> Available data:
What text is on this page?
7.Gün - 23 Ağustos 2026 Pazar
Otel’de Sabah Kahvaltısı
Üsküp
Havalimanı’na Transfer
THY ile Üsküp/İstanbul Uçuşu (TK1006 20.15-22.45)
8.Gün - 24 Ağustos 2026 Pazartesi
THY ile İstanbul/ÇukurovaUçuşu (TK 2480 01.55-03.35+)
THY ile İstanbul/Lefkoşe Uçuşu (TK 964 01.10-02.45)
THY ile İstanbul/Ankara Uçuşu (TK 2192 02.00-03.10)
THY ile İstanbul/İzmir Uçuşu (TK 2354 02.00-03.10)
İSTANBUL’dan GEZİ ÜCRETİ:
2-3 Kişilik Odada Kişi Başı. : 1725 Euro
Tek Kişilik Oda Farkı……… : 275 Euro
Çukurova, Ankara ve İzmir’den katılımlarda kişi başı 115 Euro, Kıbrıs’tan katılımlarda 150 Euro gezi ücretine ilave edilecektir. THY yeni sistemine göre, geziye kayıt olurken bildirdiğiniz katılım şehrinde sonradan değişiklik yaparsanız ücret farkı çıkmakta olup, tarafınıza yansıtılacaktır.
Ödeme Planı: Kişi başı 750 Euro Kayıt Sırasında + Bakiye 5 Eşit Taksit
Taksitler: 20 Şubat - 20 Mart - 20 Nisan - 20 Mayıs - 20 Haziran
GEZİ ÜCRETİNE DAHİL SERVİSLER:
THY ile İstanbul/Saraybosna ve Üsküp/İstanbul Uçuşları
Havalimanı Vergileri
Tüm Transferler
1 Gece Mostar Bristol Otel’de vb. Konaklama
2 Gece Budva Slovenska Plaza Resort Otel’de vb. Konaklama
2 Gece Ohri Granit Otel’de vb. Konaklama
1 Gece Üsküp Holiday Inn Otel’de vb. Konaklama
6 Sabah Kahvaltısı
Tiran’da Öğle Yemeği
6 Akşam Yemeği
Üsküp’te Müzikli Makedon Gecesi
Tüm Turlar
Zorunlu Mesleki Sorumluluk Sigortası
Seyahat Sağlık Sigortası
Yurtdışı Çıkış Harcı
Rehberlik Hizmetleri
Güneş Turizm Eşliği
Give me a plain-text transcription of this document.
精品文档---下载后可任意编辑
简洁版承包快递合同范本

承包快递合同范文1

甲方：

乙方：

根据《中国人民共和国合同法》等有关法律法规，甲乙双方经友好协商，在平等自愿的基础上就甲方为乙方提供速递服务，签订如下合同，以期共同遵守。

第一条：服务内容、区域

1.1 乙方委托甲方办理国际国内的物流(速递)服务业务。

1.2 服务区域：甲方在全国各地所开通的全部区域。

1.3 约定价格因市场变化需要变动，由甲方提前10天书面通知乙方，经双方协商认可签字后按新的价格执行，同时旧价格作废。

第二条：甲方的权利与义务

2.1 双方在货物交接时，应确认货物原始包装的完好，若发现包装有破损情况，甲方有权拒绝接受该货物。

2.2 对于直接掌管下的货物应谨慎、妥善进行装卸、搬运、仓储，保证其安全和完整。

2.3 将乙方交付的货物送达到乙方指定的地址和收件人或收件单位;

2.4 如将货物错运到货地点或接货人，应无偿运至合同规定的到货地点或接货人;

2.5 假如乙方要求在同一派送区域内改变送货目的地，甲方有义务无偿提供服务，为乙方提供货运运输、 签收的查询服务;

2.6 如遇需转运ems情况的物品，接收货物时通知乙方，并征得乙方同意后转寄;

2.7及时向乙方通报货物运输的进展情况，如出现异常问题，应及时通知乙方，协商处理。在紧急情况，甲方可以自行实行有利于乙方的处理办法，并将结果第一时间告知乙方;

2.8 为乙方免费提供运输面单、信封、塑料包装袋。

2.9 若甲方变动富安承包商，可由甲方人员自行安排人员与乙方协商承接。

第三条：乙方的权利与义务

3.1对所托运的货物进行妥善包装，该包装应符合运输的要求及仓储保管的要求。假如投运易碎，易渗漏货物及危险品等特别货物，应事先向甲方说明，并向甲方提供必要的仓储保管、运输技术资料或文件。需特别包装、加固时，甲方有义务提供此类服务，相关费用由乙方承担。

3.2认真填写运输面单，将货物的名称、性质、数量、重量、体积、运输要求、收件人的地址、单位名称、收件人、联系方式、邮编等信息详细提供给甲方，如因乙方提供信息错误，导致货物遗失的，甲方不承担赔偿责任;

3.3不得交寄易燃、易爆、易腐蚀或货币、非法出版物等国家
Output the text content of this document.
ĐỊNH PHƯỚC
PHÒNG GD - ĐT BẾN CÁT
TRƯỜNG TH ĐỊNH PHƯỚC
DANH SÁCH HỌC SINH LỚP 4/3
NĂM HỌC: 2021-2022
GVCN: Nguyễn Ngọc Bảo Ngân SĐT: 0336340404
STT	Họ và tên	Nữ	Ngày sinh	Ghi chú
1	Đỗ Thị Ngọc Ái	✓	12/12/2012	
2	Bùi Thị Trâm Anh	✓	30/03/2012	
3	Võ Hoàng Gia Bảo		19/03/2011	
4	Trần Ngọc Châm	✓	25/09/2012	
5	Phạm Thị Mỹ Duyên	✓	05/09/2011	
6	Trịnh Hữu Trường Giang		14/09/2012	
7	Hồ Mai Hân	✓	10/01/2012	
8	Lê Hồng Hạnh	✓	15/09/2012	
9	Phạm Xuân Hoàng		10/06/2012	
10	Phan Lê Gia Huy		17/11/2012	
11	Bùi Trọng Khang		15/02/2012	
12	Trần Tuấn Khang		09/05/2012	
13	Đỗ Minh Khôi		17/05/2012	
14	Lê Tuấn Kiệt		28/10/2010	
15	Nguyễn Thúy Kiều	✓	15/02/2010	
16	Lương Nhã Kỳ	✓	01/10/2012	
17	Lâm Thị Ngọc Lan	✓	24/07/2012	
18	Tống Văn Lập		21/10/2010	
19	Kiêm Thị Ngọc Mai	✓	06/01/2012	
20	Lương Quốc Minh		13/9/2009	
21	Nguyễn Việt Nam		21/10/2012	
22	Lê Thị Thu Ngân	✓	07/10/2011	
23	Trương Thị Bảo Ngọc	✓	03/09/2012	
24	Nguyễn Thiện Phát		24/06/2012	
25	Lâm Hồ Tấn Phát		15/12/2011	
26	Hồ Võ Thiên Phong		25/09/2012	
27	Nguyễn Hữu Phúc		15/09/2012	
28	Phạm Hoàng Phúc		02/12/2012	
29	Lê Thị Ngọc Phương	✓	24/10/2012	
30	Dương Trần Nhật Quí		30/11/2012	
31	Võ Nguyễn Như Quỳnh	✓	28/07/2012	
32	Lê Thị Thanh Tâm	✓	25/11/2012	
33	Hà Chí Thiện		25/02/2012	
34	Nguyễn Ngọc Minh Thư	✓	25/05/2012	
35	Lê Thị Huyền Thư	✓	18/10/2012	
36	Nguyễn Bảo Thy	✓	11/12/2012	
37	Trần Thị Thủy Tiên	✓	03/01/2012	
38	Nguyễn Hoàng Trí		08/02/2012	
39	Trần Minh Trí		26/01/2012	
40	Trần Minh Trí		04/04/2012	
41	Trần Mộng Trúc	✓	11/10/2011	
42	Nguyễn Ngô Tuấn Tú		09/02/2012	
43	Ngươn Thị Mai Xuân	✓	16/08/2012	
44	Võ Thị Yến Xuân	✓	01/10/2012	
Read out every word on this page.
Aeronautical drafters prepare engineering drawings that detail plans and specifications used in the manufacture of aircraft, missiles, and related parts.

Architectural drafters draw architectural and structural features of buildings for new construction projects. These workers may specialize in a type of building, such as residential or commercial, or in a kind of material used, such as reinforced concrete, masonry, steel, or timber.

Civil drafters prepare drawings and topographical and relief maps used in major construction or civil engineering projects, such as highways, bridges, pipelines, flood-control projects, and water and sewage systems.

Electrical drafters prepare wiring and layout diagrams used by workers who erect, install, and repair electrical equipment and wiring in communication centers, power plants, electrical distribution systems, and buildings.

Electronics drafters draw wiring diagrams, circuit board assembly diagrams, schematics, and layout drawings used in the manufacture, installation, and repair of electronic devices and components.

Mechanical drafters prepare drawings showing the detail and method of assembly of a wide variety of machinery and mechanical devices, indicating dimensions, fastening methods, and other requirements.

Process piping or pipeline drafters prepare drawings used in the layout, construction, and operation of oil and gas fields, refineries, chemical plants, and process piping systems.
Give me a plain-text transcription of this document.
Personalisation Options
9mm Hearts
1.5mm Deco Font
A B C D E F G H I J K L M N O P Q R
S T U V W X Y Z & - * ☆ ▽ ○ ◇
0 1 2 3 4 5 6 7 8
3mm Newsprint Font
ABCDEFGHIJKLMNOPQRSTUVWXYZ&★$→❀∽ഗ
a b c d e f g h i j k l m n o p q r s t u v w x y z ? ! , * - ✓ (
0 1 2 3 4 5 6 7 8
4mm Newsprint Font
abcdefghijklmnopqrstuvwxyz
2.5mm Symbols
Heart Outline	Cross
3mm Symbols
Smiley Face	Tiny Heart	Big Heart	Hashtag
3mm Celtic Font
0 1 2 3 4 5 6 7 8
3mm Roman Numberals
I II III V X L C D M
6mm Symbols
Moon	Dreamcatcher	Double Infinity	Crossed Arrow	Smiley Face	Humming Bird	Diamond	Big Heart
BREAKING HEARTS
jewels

> Written problem: Write out exactly the lines of the entries above that run from the line containing "Read out every word on this page." through the last line, including both.

> Task answer:
Read out every word on this page.
Aeronautical drafters prepare engineering drawings that detail plans and specifications used in the manufacture of aircraft, missiles, and related parts.

Architectural drafters draw architectural and structural features of buildings for new construction projects. These workers may specialize in a type of building, such as residential or commercial, or in a kind of material used, such as reinforced concrete, masonry, steel, or timber.

Civil drafters prepare drawings and topographical and relief maps used in major construction or civil engineering projects, such as highways, bridges, pipelines, flood-control projects, and water and sewage systems.

Electrical drafters prepare wiring and layout diagrams used by workers who erect, install, and repair electrical equipment and wiring in communication centers, power plants, electrical distribution systems, and buildings.

Electronics drafters draw wiring diagrams, circuit board assembly diagrams, schematics, and layout drawings used in the manufacture, installation, and repair of electronic devices and components.

Mechanical drafters prepare drawings showing the detail and method of assembly of a wide variety of machinery and mechanical devices, indicating dimensions, fastening methods, and other requirements.

Process piping or pipeline drafters prepare drawings used in the layout, construction, and operation of oil and gas fields, refineries, chemical plants, and process piping systems.
Give me a plain-text transcription of this document.
Personalisation Options
9mm Hearts
1.5mm Deco Font
A B C D E F G H I J K L M N O P Q R
S T U V W X Y Z & - * ☆ ▽ ○ ◇
0 1 2 3 4 5 6 7 8
3mm Newsprint Font
ABCDEFGHIJKLMNOPQRSTUVWXYZ&★$→❀∽ഗ
a b c d e f g h i j k l m n o p q r s t u v w x y z ? ! , * - ✓ (
0 1 2 3 4 5 6 7 8
4mm Newsprint Font
abcdefghijklmnopqrstuvwxyz
2.5mm Symbols
Heart Outline	Cross
3mm Symbols
Smiley Face	Tiny Heart	Big Heart	Hashtag
3mm Celtic Font
0 1 2 3 4 5 6 7 8
3mm Roman Numberals
I II III V X L C D M
6mm Symbols
Moon	Dreamcatcher	Double Infinity	Crossed Arrow	Smiley Face	Humming Bird	Diamond	Big Heart
BREAKING HEARTS
jewels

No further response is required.